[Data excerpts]

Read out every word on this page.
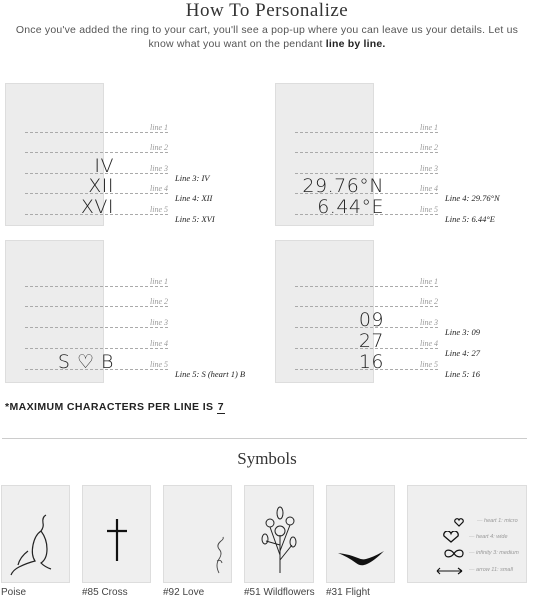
How To Personalize
Once you've added the ring to your cart, you'll see a pop-up where you can leave us your details. Let us know what you want on the pendant line by line.
line 1
line 2
line 3
IV
Line 3: IV
line 4
XII
Line 4: XII
line 5
XVI
Line 5: XVI
line 1
line 2
line 3
line 4
29.76°N
Line 4: 29.76°N
line 5
6.44°E
Line 5: 6.44°E
line 1
line 2
line 3
line 4
line 5
S ♡ B
Line 5: S (heart 1) B
line 1
line 2
line 3
09
Line 3: 09
line 4
27
Line 4: 27
line 5
16
Line 5: 16
*MAXIMUM CHARACTERS PER LINE IS 7
Symbols
Poise	#85 Cross	#92 Love	#51 Wildflowers #31 Flight
— heart 1: micro
— heart 4: wide
— infinity 3: medium
— arrow 11: small
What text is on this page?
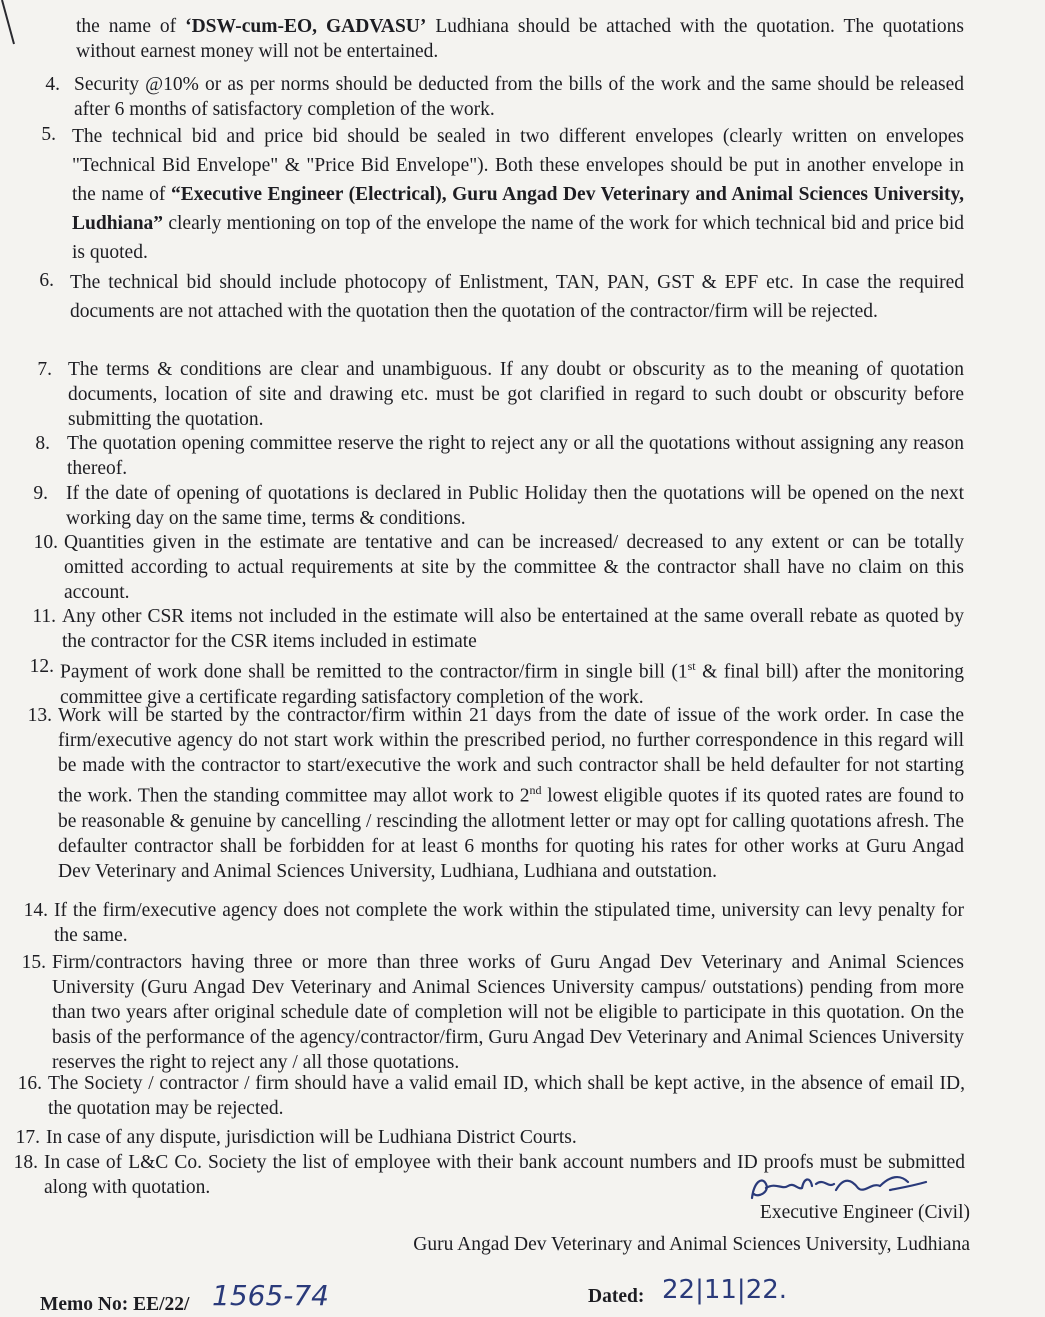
the name of ‘DSW-cum-EO, GADVASU’ Ludhiana should be attached with the quotation. The quotations without earnest money will not be entertained.
4. Security @10% or as per norms should be deducted from the bills of the work and the same should be released after 6 months of satisfactory completion of the work.
5. The technical bid and price bid should be sealed in two different envelopes (clearly written on envelopes "Technical Bid Envelope" & "Price Bid Envelope"). Both these envelopes should be put in another envelope in the name of “Executive Engineer (Electrical), Guru Angad Dev Veterinary and Animal Sciences University, Ludhiana” clearly mentioning on top of the envelope the name of the work for which technical bid and price bid is quoted.
6. The technical bid should include photocopy of Enlistment, TAN, PAN, GST & EPF etc. In case the required documents are not attached with the quotation then the quotation of the contractor/firm will be rejected.
7. The terms & conditions are clear and unambiguous. If any doubt or obscurity as to the meaning of quotation documents, location of site and drawing etc. must be got clarified in regard to such doubt or obscurity before submitting the quotation.
8. The quotation opening committee reserve the right to reject any or all the quotations without assigning any reason thereof.
9. If the date of opening of quotations is declared in Public Holiday then the quotations will be opened on the next working day on the same time, terms & conditions.
10. Quantities given in the estimate are tentative and can be increased/ decreased to any extent or can be totally omitted according to actual requirements at site by the committee & the contractor shall have no claim on this account.
11. Any other CSR items not included in the estimate will also be entertained at the same overall rebate as quoted by the contractor for the CSR items included in estimate
12. Payment of work done shall be remitted to the contractor/firm in single bill (1st & final bill) after the monitoring committee give a certificate regarding satisfactory completion of the work.
13. Work will be started by the contractor/firm within 21 days from the date of issue of the work order. In case the firm/executive agency do not start work within the prescribed period, no further correspondence in this regard will be made with the contractor to start/executive the work and such contractor shall be held defaulter for not starting the work. Then the standing committee may allot work to 2nd lowest eligible quotes if its quoted rates are found to be reasonable & genuine by cancelling / rescinding the allotment letter or may opt for calling quotations afresh. The defaulter contractor shall be forbidden for at least 6 months for quoting his rates for other works at Guru Angad Dev Veterinary and Animal Sciences University, Ludhiana, Ludhiana and outstation.
14. If the firm/executive agency does not complete the work within the stipulated time, university can levy penalty for the same.
15. Firm/contractors having three or more than three works of Guru Angad Dev Veterinary and Animal Sciences University (Guru Angad Dev Veterinary and Animal Sciences University campus/ outstations) pending from more than two years after original schedule date of completion will not be eligible to participate in this quotation. On the basis of the performance of the agency/contractor/firm, Guru Angad Dev Veterinary and Animal Sciences University reserves the right to reject any / all those quotations.
16. The Society / contractor / firm should have a valid email ID, which shall be kept active, in the absence of email ID, the quotation may be rejected.
17. In case of any dispute, jurisdiction will be Ludhiana District Courts.
18. In case of L&C Co. Society the list of employee with their bank account numbers and ID proofs must be submitted along with quotation.
Executive Engineer (Civil)
Guru Angad Dev Veterinary and Animal Sciences University, Ludhiana
Memo No: EE/22/ 1565-74	Dated: 22|11|22.
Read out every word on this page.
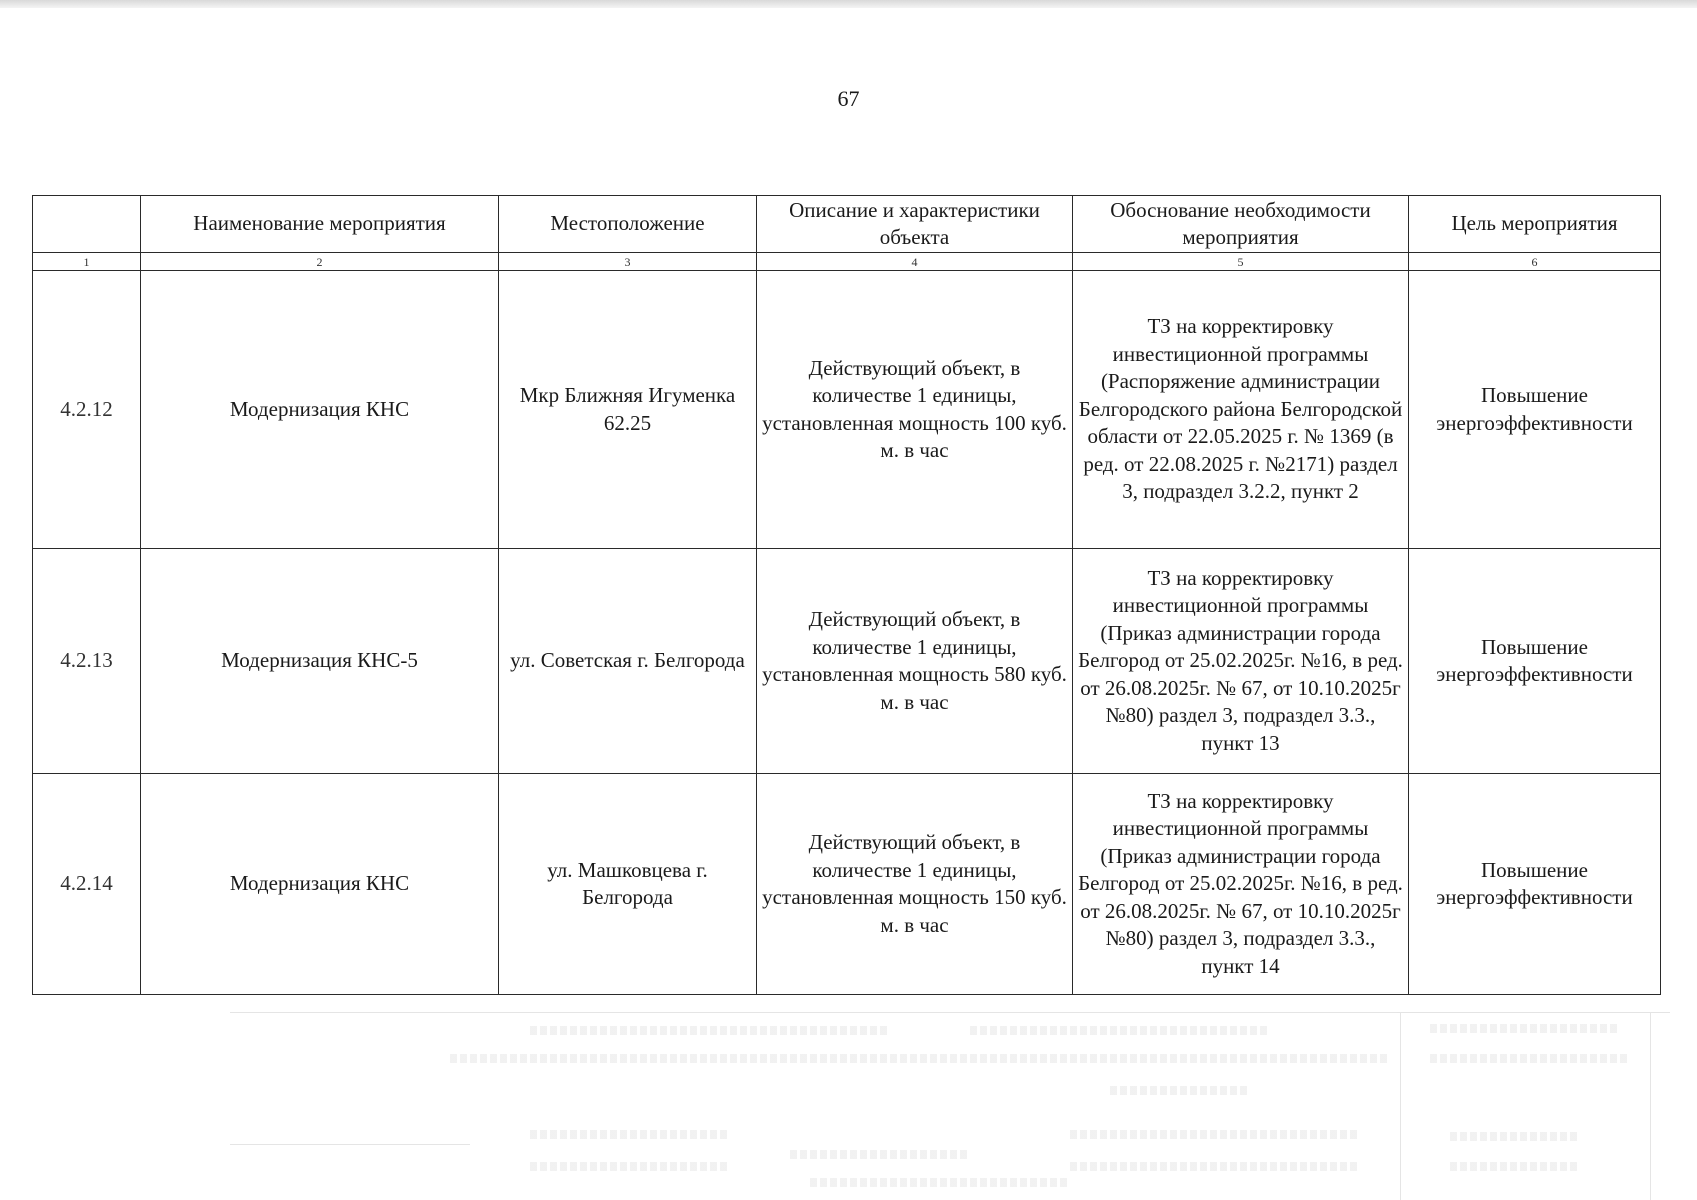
67
	Наименование мероприятия	Местоположение	Описание и характеристики объекта	Обоснование необходимости мероприятия	Цель мероприятия
1	2	3	4	5	6
4.2.12	Модернизация КНС	Мкр Ближняя Игуменка 62.25	Действующий объект, в количестве 1 единицы, установленная мощность 100 куб. м. в час	ТЗ на корректировку инвестиционной программы (Распоряжение администрации Белгородского района Белгородской области от 22.05.2025 г. № 1369 (в ред. от 22.08.2025 г. №2171) раздел 3, подраздел 3.2.2, пункт 2	Повышение энергоэффективности
4.2.13	Модернизация КНС-5	ул. Советская г. Белгорода	Действующий объект, в количестве 1 единицы, установленная мощность 580 куб. м. в час	ТЗ на корректировку инвестиционной программы (Приказ администрации города Белгород от 25.02.2025г. №16, в ред. от 26.08.2025г. № 67, от 10.10.2025г №80) раздел 3, подраздел 3.3., пункт 13	Повышение энергоэффективности
4.2.14	Модернизация КНС	ул. Машковцева г. Белгорода	Действующий объект, в количестве 1 единицы, установленная мощность 150 куб. м. в час	ТЗ на корректировку инвестиционной программы (Приказ администрации города Белгород от 25.02.2025г. №16, в ред. от 26.08.2025г. № 67, от 10.10.2025г №80) раздел 3, подраздел 3.3., пункт 14	Повышение энергоэффективности
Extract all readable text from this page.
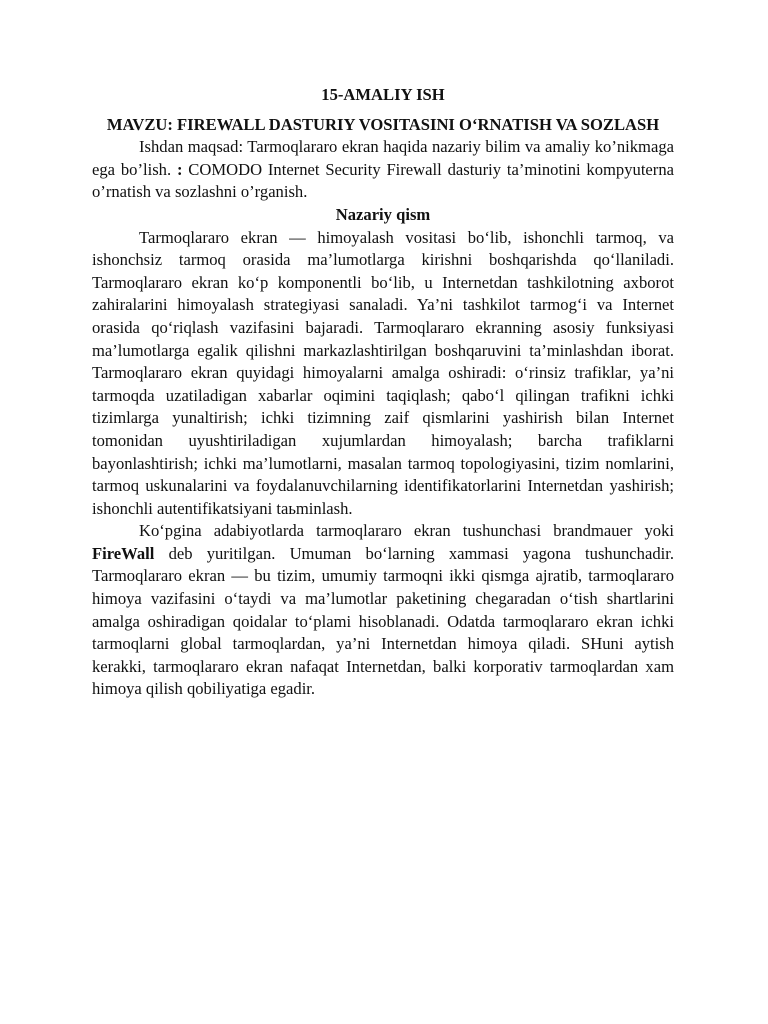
15-AMALIY ISH
MAVZU: FIREWALL DASTURIY VOSITASINI O‘RNATISH VA SOZLASH

Ishdan maqsad: Tarmoqlararo ekran haqida nazariy bilim va amaliy ko’nikmaga ega bo’lish. : COMODO Internet Security Firewall dasturiy ta’minotini kompyuterna o’rnatish va sozlashni o’rganish.

Nazariy qism

Tarmoqlararo ekran — himoyalash vositasi bo‘lib, ishonchli tarmoq, va ishonchsiz tarmoq orasida ma’lumotlarga kirishni boshqarishda qo‘llaniladi. Tarmoqlararo ekran ko‘p komponentli bo‘lib, u Internetdan tashkilotning axborot zahiralarini himoyalash strategiyasi sanaladi. Ya’ni tashkilot tarmog‘i va Internet orasida qo‘riqlash vazifasini bajaradi. Tarmoqlararo ekranning asosiy funksiyasi ma’lumotlarga egalik qilishni markazlashtirilgan boshqaruvini ta’minlashdan iborat. Tarmoqlararo ekran quyidagi himoyalarni amalga oshiradi: o‘rinsiz trafiklar, ya’ni tarmoqda uzatiladigan xabarlar oqimini taqiqlash; qabo‘l qilingan trafikni ichki tizimlarga yunaltirish; ichki tizimning zaif qismlarini yashirish bilan Internet tomonidan uyushtiriladigan xujumlardan himoyalash; barcha trafiklarni bayonlashtirish; ichki ma’lumotlarni, masalan tarmoq topologiyasini, tizim nomlarini, tarmoq uskunalarini va foydalanuvchilarning identifikatorlarini Internetdan yashirish; ishonchli autentifikatsiyani taьminlash.

Ko‘pgina adabiyotlarda tarmoqlararo ekran tushunchasi brandmauer yoki FireWall deb yuritilgan. Umuman bo‘larning xammasi yagona tushunchadir. Tarmoqlararo ekran — bu tizim, umumiy tarmoqni ikki qismga ajratib, tarmoqlararo himoya vazifasini o‘taydi va ma’lumotlar paketining chegaradan o‘tish shartlarini amalga oshiradigan qoidalar to‘plami hisoblanadi. Odatda tarmoqlararo ekran ichki tarmoqlarni global tarmoqlardan, ya’ni Internetdan himoya qiladi. SHuni aytish kerakki, tarmoqlararo ekran nafaqat Internetdan, balki korporativ tarmoqlardan xam himoya qilish qobiliyatiga egadir.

_Given problem:_ Point out every line holding the string "have" and copy it.

_Exercise output:_
10. Quantities given in the estimate are tentative and can be increased/ decreased to any extent or can be totally omitted according to actual requirements at site by the committee & the contractor shall have no claim on this account.
16. The Society / contractor / firm should have a valid email ID, which shall be kept active, in the absence of email ID, the quotation may be rejected.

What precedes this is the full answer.